----- DATA RECORDS
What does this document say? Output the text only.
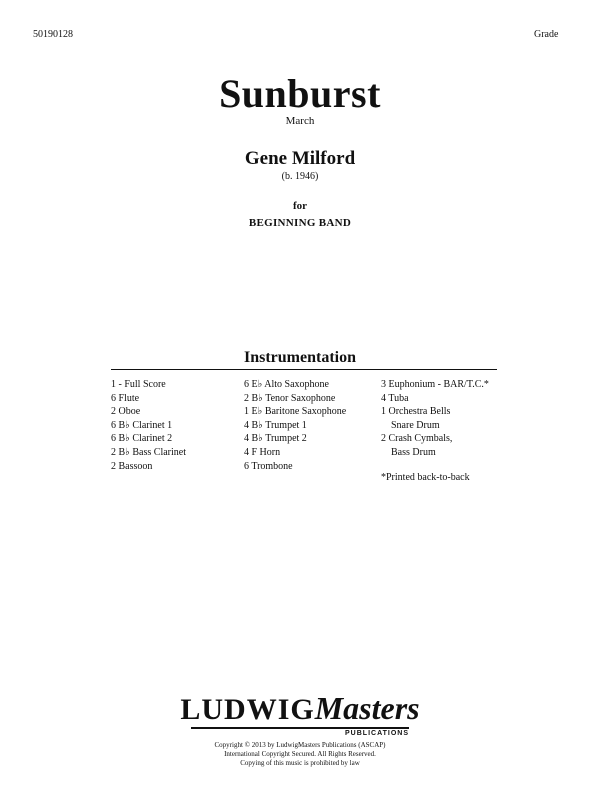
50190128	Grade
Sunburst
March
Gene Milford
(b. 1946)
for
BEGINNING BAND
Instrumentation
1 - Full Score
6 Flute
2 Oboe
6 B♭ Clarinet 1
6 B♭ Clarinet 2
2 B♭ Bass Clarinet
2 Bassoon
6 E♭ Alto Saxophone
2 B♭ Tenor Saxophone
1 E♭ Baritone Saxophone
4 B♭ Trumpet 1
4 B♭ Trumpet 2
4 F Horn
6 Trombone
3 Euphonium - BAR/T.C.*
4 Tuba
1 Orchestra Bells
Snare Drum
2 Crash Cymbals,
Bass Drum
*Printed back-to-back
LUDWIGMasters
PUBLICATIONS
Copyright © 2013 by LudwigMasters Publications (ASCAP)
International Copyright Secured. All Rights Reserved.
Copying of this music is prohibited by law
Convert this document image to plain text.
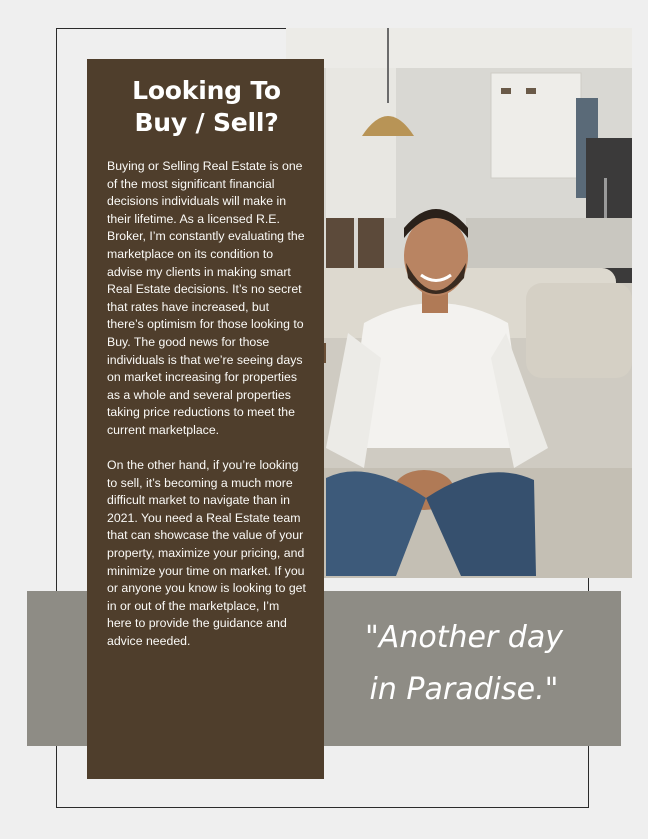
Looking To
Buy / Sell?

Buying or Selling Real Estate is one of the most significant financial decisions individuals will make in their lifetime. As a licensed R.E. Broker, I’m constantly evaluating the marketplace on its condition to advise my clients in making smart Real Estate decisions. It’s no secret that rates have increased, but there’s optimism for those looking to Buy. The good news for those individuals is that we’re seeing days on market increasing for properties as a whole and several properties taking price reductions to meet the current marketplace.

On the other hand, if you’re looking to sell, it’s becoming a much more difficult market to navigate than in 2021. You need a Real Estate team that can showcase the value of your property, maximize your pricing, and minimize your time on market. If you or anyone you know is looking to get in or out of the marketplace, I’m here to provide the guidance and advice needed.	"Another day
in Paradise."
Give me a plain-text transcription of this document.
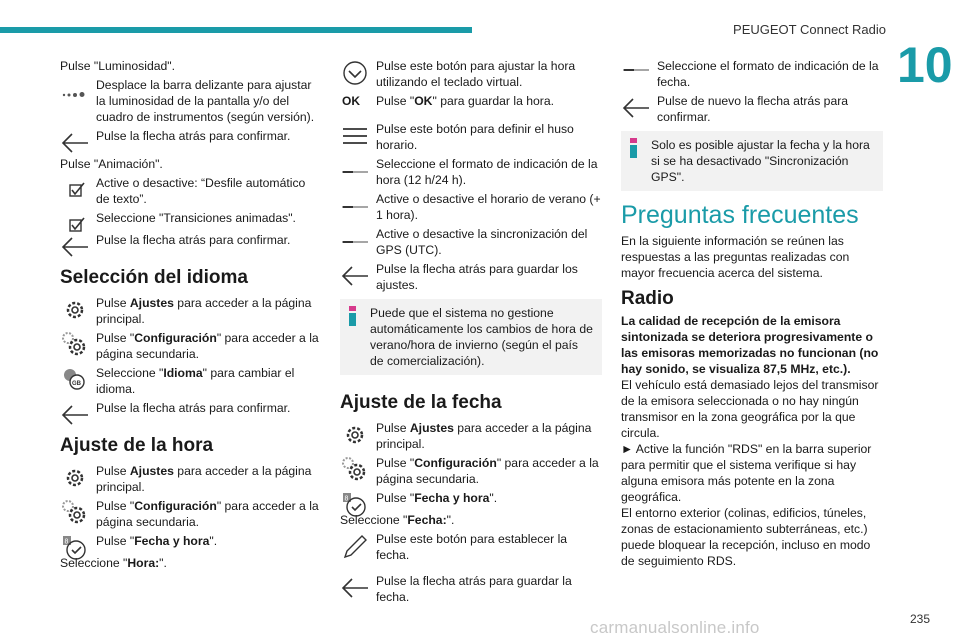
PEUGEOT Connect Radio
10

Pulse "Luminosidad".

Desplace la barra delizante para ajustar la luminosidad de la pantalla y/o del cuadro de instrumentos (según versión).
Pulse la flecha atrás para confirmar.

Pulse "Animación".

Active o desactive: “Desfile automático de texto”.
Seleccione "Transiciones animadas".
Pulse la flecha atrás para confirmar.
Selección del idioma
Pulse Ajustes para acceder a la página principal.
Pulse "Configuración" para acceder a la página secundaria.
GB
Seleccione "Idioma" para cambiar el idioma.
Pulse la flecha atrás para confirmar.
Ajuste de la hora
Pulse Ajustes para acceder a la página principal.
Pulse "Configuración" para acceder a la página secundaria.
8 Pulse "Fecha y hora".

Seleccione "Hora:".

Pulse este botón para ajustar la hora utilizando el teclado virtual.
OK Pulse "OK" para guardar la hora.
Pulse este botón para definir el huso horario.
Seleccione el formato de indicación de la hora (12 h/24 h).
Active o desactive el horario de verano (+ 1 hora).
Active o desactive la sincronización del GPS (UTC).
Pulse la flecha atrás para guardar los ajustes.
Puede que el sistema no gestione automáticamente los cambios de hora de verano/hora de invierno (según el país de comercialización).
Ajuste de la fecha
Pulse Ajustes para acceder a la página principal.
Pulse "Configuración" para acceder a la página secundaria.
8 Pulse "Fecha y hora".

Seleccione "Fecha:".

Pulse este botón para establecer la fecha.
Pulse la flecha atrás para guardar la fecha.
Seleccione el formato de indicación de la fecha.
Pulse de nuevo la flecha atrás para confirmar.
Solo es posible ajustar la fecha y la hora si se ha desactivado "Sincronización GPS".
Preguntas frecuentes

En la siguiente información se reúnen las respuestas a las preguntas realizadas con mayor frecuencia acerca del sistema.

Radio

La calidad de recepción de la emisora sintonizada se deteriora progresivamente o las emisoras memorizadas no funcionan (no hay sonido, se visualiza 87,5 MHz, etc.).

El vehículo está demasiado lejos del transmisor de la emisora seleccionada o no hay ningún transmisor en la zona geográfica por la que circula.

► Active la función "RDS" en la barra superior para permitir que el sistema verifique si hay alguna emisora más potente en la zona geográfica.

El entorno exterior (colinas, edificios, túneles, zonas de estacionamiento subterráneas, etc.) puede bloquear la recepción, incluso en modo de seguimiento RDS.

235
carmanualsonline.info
----------
* **SET TASK**:
Exactly as written, return every line of the listing, but not the pictures.

* **ANSWER BELOW**:
What does this document say? Output the text only.
50190128	Grade
Sunburst
March
Gene Milford
(b. 1946)
for
BEGINNING BAND
Instrumentation
1 - Full Score
6 Flute
2 Oboe
6 B♭ Clarinet 1
6 B♭ Clarinet 2
2 B♭ Bass Clarinet
2 Bassoon
6 E♭ Alto Saxophone
2 B♭ Tenor Saxophone
1 E♭ Baritone Saxophone
4 B♭ Trumpet 1
4 B♭ Trumpet 2
4 F Horn
6 Trombone
3 Euphonium - BAR/T.C.*
4 Tuba
1 Orchestra Bells
Snare Drum
2 Crash Cymbals,
Bass Drum
*Printed back-to-back
LUDWIGMasters
PUBLICATIONS
Copyright © 2013 by LudwigMasters Publications (ASCAP)
International Copyright Secured. All Rights Reserved.
Copying of this music is prohibited by law
Convert this document image to plain text.
Looking To
Buy / Sell?

Buying or Selling Real Estate is one of the most significant financial decisions individuals will make in their lifetime. As a licensed R.E. Broker, I’m constantly evaluating the marketplace on its condition to advise my clients in making smart Real Estate decisions. It’s no secret that rates have increased, but there’s optimism for those looking to Buy. The good news for those individuals is that we’re seeing days on market increasing for properties as a whole and several properties taking price reductions to meet the current marketplace.

On the other hand, if you’re looking to sell, it’s becoming a much more difficult market to navigate than in 2021. You need a Real Estate team that can showcase the value of your property, maximize your pricing, and minimize your time on market. If you or anyone you know is looking to get in or out of the marketplace, I’m here to provide the guidance and advice needed.	"Another day
in Paradise."
Give me a plain-text transcription of this document.
PEUGEOT Connect Radio
10

Pulse "Luminosidad".

Desplace la barra delizante para ajustar la luminosidad de la pantalla y/o del cuadro de instrumentos (según versión).
Pulse la flecha atrás para confirmar.

Pulse "Animación".

Active o desactive: “Desfile automático de texto”.
Seleccione "Transiciones animadas".
Pulse la flecha atrás para confirmar.
Selección del idioma
Pulse Ajustes para acceder a la página principal.
Pulse "Configuración" para acceder a la página secundaria.
GB
Seleccione "Idioma" para cambiar el idioma.
Pulse la flecha atrás para confirmar.
Ajuste de la hora
Pulse Ajustes para acceder a la página principal.
Pulse "Configuración" para acceder a la página secundaria.
8 Pulse "Fecha y hora".

Seleccione "Hora:".

Pulse este botón para ajustar la hora utilizando el teclado virtual.
OK Pulse "OK" para guardar la hora.
Pulse este botón para definir el huso horario.
Seleccione el formato de indicación de la hora (12 h/24 h).
Active o desactive el horario de verano (+ 1 hora).
Active o desactive la sincronización del GPS (UTC).
Pulse la flecha atrás para guardar los ajustes.
Puede que el sistema no gestione automáticamente los cambios de hora de verano/hora de invierno (según el país de comercialización).
Ajuste de la fecha
Pulse Ajustes para acceder a la página principal.
Pulse "Configuración" para acceder a la página secundaria.
8 Pulse "Fecha y hora".

Seleccione "Fecha:".

Pulse este botón para establecer la fecha.
Pulse la flecha atrás para guardar la fecha.
Seleccione el formato de indicación de la fecha.
Pulse de nuevo la flecha atrás para confirmar.
Solo es posible ajustar la fecha y la hora si se ha desactivado "Sincronización GPS".
Preguntas frecuentes

En la siguiente información se reúnen las respuestas a las preguntas realizadas con mayor frecuencia acerca del sistema.

Radio

La calidad de recepción de la emisora sintonizada se deteriora progresivamente o las emisoras memorizadas no funcionan (no hay sonido, se visualiza 87,5 MHz, etc.).

El vehículo está demasiado lejos del transmisor de la emisora seleccionada o no hay ningún transmisor en la zona geográfica por la que circula.

► Active la función "RDS" en la barra superior para permitir que el sistema verifique si hay alguna emisora más potente en la zona geográfica.

El entorno exterior (colinas, edificios, túneles, zonas de estacionamiento subterráneas, etc.) puede bloquear la recepción, incluso en modo de seguimiento RDS.

235
carmanualsonline.info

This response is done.